## Written exercise
Could you copy every line of the records below verbatim, keeping each character and box value unchanged?
>> start Data excerpts
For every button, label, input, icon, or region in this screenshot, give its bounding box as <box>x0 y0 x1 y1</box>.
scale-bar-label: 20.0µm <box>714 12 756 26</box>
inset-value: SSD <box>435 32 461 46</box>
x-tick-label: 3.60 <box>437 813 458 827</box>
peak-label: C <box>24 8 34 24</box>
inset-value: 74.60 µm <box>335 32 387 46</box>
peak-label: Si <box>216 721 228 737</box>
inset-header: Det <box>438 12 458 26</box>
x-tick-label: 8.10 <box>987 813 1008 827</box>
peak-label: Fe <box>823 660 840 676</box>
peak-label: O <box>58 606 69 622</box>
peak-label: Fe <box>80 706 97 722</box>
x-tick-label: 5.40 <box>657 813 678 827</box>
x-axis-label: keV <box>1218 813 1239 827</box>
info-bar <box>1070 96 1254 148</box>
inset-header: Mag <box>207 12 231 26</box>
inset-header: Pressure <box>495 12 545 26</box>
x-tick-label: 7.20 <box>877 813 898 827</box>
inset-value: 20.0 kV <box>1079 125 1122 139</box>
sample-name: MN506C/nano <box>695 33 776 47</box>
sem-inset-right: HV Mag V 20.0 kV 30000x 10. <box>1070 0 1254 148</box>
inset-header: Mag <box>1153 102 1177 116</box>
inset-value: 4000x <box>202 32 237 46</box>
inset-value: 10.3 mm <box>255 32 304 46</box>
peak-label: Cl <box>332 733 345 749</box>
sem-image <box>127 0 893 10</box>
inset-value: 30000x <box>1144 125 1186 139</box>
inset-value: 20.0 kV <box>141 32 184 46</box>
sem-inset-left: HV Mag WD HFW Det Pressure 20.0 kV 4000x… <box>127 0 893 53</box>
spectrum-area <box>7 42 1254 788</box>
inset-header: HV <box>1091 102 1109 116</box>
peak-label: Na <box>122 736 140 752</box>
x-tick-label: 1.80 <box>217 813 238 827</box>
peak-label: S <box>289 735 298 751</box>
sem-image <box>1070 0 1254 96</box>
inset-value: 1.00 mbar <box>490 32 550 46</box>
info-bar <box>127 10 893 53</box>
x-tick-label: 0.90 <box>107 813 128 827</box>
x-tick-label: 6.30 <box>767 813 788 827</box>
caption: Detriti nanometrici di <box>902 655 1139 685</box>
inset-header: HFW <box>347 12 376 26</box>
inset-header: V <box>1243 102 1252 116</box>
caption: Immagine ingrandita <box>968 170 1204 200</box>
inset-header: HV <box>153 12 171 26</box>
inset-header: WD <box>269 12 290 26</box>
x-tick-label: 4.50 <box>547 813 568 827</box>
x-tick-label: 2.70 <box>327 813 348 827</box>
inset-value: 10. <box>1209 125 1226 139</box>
>> end Data excerpts
## Output below
For every button, label, input, icon, or region in this screenshot, give its bounding box as <box>x0 y0 x1 y1</box>.
scale-bar-label: 20.0µm <box>714 12 756 26</box>
inset-value: SSD <box>435 32 461 46</box>
x-tick-label: 3.60 <box>437 813 458 827</box>
peak-label: C <box>24 8 34 24</box>
inset-value: 74.60 µm <box>335 32 387 46</box>
peak-label: Si <box>216 721 228 737</box>
inset-header: Det <box>438 12 458 26</box>
x-tick-label: 8.10 <box>987 813 1008 827</box>
peak-label: Fe <box>823 660 840 676</box>
peak-label: O <box>58 606 69 622</box>
peak-label: Fe <box>80 706 97 722</box>
x-tick-label: 5.40 <box>657 813 678 827</box>
x-axis-label: keV <box>1218 813 1239 827</box>
info-bar <box>1070 96 1254 148</box>
inset-header: Mag <box>207 12 231 26</box>
inset-header: Pressure <box>495 12 545 26</box>
x-tick-label: 7.20 <box>877 813 898 827</box>
inset-value: 20.0 kV <box>1079 125 1122 139</box>
sample-name: MN506C/nano <box>695 33 776 47</box>
sem-inset-right: HV Mag V 20.0 kV 30000x 10. <box>1070 0 1254 148</box>
inset-header: Mag <box>1153 102 1177 116</box>
inset-value: 4000x <box>202 32 237 46</box>
inset-value: 10.3 mm <box>255 32 304 46</box>
peak-label: Cl <box>332 733 345 749</box>
sem-image <box>127 0 893 10</box>
inset-value: 30000x <box>1144 125 1186 139</box>
inset-value: 20.0 kV <box>141 32 184 46</box>
sem-inset-left: HV Mag WD HFW Det Pressure 20.0 kV 4000x… <box>127 0 893 53</box>
spectrum-area <box>7 42 1254 788</box>
inset-header: HV <box>1091 102 1109 116</box>
peak-label: Na <box>122 736 140 752</box>
x-tick-label: 1.80 <box>217 813 238 827</box>
peak-label: S <box>289 735 298 751</box>
sem-image <box>1070 0 1254 96</box>
inset-value: 1.00 mbar <box>490 32 550 46</box>
info-bar <box>127 10 893 53</box>
x-tick-label: 0.90 <box>107 813 128 827</box>
x-tick-label: 6.30 <box>767 813 788 827</box>
caption: Detriti nanometrici di <box>902 655 1139 685</box>
inset-header: HFW <box>347 12 376 26</box>
inset-header: V <box>1243 102 1252 116</box>
caption: Immagine ingrandita <box>968 170 1204 200</box>
inset-header: HV <box>153 12 171 26</box>
inset-header: WD <box>269 12 290 26</box>
x-tick-label: 4.50 <box>547 813 568 827</box>
x-tick-label: 2.70 <box>327 813 348 827</box>
inset-value: 10. <box>1209 125 1226 139</box>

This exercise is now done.